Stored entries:
↓

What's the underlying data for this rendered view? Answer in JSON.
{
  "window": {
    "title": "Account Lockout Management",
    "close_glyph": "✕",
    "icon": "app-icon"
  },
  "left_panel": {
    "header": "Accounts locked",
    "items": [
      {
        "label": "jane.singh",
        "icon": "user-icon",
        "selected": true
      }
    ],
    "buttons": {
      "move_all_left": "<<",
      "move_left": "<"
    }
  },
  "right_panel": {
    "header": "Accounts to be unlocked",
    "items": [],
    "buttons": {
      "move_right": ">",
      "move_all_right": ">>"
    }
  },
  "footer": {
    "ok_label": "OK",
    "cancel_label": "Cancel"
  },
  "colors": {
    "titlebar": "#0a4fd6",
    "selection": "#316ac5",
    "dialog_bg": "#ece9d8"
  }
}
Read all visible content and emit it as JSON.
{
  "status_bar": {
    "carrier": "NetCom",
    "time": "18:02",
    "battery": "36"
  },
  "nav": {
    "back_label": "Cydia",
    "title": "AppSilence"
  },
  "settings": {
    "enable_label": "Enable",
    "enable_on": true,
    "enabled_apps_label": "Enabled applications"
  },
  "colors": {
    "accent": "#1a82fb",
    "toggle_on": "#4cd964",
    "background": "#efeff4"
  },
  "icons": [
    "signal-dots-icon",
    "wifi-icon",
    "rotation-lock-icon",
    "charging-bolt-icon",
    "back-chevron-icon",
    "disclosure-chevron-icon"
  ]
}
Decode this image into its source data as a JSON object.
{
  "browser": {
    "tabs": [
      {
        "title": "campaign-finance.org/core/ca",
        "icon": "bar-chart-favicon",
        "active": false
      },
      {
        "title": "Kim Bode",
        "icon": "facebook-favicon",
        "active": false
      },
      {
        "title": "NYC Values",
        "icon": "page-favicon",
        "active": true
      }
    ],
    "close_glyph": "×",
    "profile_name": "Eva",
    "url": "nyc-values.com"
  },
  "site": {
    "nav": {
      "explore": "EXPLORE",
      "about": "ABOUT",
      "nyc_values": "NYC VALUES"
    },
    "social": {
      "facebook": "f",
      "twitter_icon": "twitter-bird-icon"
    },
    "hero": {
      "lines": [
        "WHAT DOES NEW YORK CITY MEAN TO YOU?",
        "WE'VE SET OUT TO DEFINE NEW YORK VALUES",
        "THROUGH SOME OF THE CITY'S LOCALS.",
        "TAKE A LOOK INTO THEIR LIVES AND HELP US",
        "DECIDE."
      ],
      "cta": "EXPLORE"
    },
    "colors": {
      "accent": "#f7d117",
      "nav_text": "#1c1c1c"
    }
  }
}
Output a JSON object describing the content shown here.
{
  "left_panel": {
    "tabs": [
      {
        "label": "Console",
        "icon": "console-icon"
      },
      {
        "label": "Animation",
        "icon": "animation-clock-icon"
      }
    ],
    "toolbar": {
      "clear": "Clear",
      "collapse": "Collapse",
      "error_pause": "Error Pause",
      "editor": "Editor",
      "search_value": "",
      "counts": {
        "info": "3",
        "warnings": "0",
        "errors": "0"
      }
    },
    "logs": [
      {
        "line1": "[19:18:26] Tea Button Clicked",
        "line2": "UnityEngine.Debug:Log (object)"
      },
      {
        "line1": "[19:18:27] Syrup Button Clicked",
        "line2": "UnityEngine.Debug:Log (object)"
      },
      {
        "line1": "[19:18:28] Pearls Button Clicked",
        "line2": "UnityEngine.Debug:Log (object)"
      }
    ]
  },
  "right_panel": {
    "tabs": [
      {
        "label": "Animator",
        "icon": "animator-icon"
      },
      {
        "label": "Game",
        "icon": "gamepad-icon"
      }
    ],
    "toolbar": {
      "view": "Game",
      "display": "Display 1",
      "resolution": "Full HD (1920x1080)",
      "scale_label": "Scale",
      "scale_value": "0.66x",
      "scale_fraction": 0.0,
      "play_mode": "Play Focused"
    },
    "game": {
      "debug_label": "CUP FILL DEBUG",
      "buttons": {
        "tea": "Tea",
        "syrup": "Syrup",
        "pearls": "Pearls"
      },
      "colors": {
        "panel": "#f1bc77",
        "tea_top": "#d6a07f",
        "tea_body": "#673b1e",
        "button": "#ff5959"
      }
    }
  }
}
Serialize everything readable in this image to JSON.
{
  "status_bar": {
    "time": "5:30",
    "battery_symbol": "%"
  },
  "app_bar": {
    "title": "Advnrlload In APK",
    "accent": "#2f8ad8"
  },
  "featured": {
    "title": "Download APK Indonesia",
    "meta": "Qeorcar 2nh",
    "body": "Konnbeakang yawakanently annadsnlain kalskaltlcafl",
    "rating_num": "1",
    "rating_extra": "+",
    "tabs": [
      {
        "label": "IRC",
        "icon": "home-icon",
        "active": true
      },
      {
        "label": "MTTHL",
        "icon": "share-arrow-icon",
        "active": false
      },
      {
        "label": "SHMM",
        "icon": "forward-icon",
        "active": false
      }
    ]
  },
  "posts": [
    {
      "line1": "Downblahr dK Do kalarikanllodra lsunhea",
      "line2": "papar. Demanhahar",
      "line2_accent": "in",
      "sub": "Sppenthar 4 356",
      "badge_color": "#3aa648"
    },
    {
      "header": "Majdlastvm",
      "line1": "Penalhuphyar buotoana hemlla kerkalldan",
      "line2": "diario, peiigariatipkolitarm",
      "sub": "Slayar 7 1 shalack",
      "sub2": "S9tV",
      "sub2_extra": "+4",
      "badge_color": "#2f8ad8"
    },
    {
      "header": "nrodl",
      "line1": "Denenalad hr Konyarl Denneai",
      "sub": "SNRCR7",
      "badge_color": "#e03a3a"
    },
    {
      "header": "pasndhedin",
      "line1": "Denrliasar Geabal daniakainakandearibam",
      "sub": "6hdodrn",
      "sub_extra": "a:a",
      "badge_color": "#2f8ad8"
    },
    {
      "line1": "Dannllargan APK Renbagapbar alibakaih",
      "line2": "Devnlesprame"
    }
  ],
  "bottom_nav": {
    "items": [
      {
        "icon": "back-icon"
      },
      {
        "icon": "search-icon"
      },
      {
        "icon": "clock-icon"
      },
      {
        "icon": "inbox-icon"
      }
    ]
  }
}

↑

== Problem ==
Output all of the material, please, exactly as it stands.

== Task output ==
What's the underlying data for this rendered view? Answer in JSON.
{
  "window": {
    "title": "Account Lockout Management",
    "close_glyph": "✕",
    "icon": "app-icon"
  },
  "left_panel": {
    "header": "Accounts locked",
    "items": [
      {
        "label": "jane.singh",
        "icon": "user-icon",
        "selected": true
      }
    ],
    "buttons": {
      "move_all_left": "<<",
      "move_left": "<"
    }
  },
  "right_panel": {
    "header": "Accounts to be unlocked",
    "items": [],
    "buttons": {
      "move_right": ">",
      "move_all_right": ">>"
    }
  },
  "footer": {
    "ok_label": "OK",
    "cancel_label": "Cancel"
  },
  "colors": {
    "titlebar": "#0a4fd6",
    "selection": "#316ac5",
    "dialog_bg": "#ece9d8"
  }
}
Read all visible content and emit it as JSON.
{
  "status_bar": {
    "carrier": "NetCom",
    "time": "18:02",
    "battery": "36"
  },
  "nav": {
    "back_label": "Cydia",
    "title": "AppSilence"
  },
  "settings": {
    "enable_label": "Enable",
    "enable_on": true,
    "enabled_apps_label": "Enabled applications"
  },
  "colors": {
    "accent": "#1a82fb",
    "toggle_on": "#4cd964",
    "background": "#efeff4"
  },
  "icons": [
    "signal-dots-icon",
    "wifi-icon",
    "rotation-lock-icon",
    "charging-bolt-icon",
    "back-chevron-icon",
    "disclosure-chevron-icon"
  ]
}
Decode this image into its source data as a JSON object.
{
  "browser": {
    "tabs": [
      {
        "title": "campaign-finance.org/core/ca",
        "icon": "bar-chart-favicon",
        "active": false
      },
      {
        "title": "Kim Bode",
        "icon": "facebook-favicon",
        "active": false
      },
      {
        "title": "NYC Values",
        "icon": "page-favicon",
        "active": true
      }
    ],
    "close_glyph": "×",
    "profile_name": "Eva",
    "url": "nyc-values.com"
  },
  "site": {
    "nav": {
      "explore": "EXPLORE",
      "about": "ABOUT",
      "nyc_values": "NYC VALUES"
    },
    "social": {
      "facebook": "f",
      "twitter_icon": "twitter-bird-icon"
    },
    "hero": {
      "lines": [
        "WHAT DOES NEW YORK CITY MEAN TO YOU?",
        "WE'VE SET OUT TO DEFINE NEW YORK VALUES",
        "THROUGH SOME OF THE CITY'S LOCALS.",
        "TAKE A LOOK INTO THEIR LIVES AND HELP US",
        "DECIDE."
      ],
      "cta": "EXPLORE"
    },
    "colors": {
      "accent": "#f7d117",
      "nav_text": "#1c1c1c"
    }
  }
}
Output a JSON object describing the content shown here.
{
  "left_panel": {
    "tabs": [
      {
        "label": "Console",
        "icon": "console-icon"
      },
      {
        "label": "Animation",
        "icon": "animation-clock-icon"
      }
    ],
    "toolbar": {
      "clear": "Clear",
      "collapse": "Collapse",
      "error_pause": "Error Pause",
      "editor": "Editor",
      "search_value": "",
      "counts": {
        "info": "3",
        "warnings": "0",
        "errors": "0"
      }
    },
    "logs": [
      {
        "line1": "[19:18:26] Tea Button Clicked",
        "line2": "UnityEngine.Debug:Log (object)"
      },
      {
        "line1": "[19:18:27] Syrup Button Clicked",
        "line2": "UnityEngine.Debug:Log (object)"
      },
      {
        "line1": "[19:18:28] Pearls Button Clicked",
        "line2": "UnityEngine.Debug:Log (object)"
      }
    ]
  },
  "right_panel": {
    "tabs": [
      {
        "label": "Animator",
        "icon": "animator-icon"
      },
      {
        "label": "Game",
        "icon": "gamepad-icon"
      }
    ],
    "toolbar": {
      "view": "Game",
      "display": "Display 1",
      "resolution": "Full HD (1920x1080)",
      "scale_label": "Scale",
      "scale_value": "0.66x",
      "scale_fraction": 0.0,
      "play_mode": "Play Focused"
    },
    "game": {
      "debug_label": "CUP FILL DEBUG",
      "buttons": {
        "tea": "Tea",
        "syrup": "Syrup",
        "pearls": "Pearls"
      },
      "colors": {
        "panel": "#f1bc77",
        "tea_top": "#d6a07f",
        "tea_body": "#673b1e",
        "button": "#ff5959"
      }
    }
  }
}
Serialize everything readable in this image to JSON.
{
  "status_bar": {
    "time": "5:30",
    "battery_symbol": "%"
  },
  "app_bar": {
    "title": "Advnrlload In APK",
    "accent": "#2f8ad8"
  },
  "featured": {
    "title": "Download APK Indonesia",
    "meta": "Qeorcar 2nh",
    "body": "Konnbeakang yawakanently annadsnlain kalskaltlcafl",
    "rating_num": "1",
    "rating_extra": "+",
    "tabs": [
      {
        "label": "IRC",
        "icon": "home-icon",
        "active": true
      },
      {
        "label": "MTTHL",
        "icon": "share-arrow-icon",
        "active": false
      },
      {
        "label": "SHMM",
        "icon": "forward-icon",
        "active": false
      }
    ]
  },
  "posts": [
    {
      "line1": "Downblahr dK Do kalarikanllodra lsunhea",
      "line2": "papar. Demanhahar",
      "line2_accent": "in",
      "sub": "Sppenthar 4 356",
      "badge_color": "#3aa648"
    },
    {
      "header": "Majdlastvm",
      "line1": "Penalhuphyar buotoana hemlla kerkalldan",
      "line2": "diario, peiigariatipkolitarm",
      "sub": "Slayar 7 1 shalack",
      "sub2": "S9tV",
      "sub2_extra": "+4",
      "badge_color": "#2f8ad8"
    },
    {
      "header": "nrodl",
      "line1": "Denenalad hr Konyarl Denneai",
      "sub": "SNRCR7",
      "badge_color": "#e03a3a"
    },
    {
      "header": "pasndhedin",
      "line1": "Denrliasar Geabal daniakainakandearibam",
      "sub": "6hdodrn",
      "sub_extra": "a:a",
      "badge_color": "#2f8ad8"
    },
    {
      "line1": "Dannllargan APK Renbagapbar alibakaih",
      "line2": "Devnlesprame"
    }
  ],
  "bottom_nav": {
    "items": [
      {
        "icon": "back-icon"
      },
      {
        "icon": "search-icon"
      },
      {
        "icon": "clock-icon"
      },
      {
        "icon": "inbox-icon"
      }
    ]
  }
}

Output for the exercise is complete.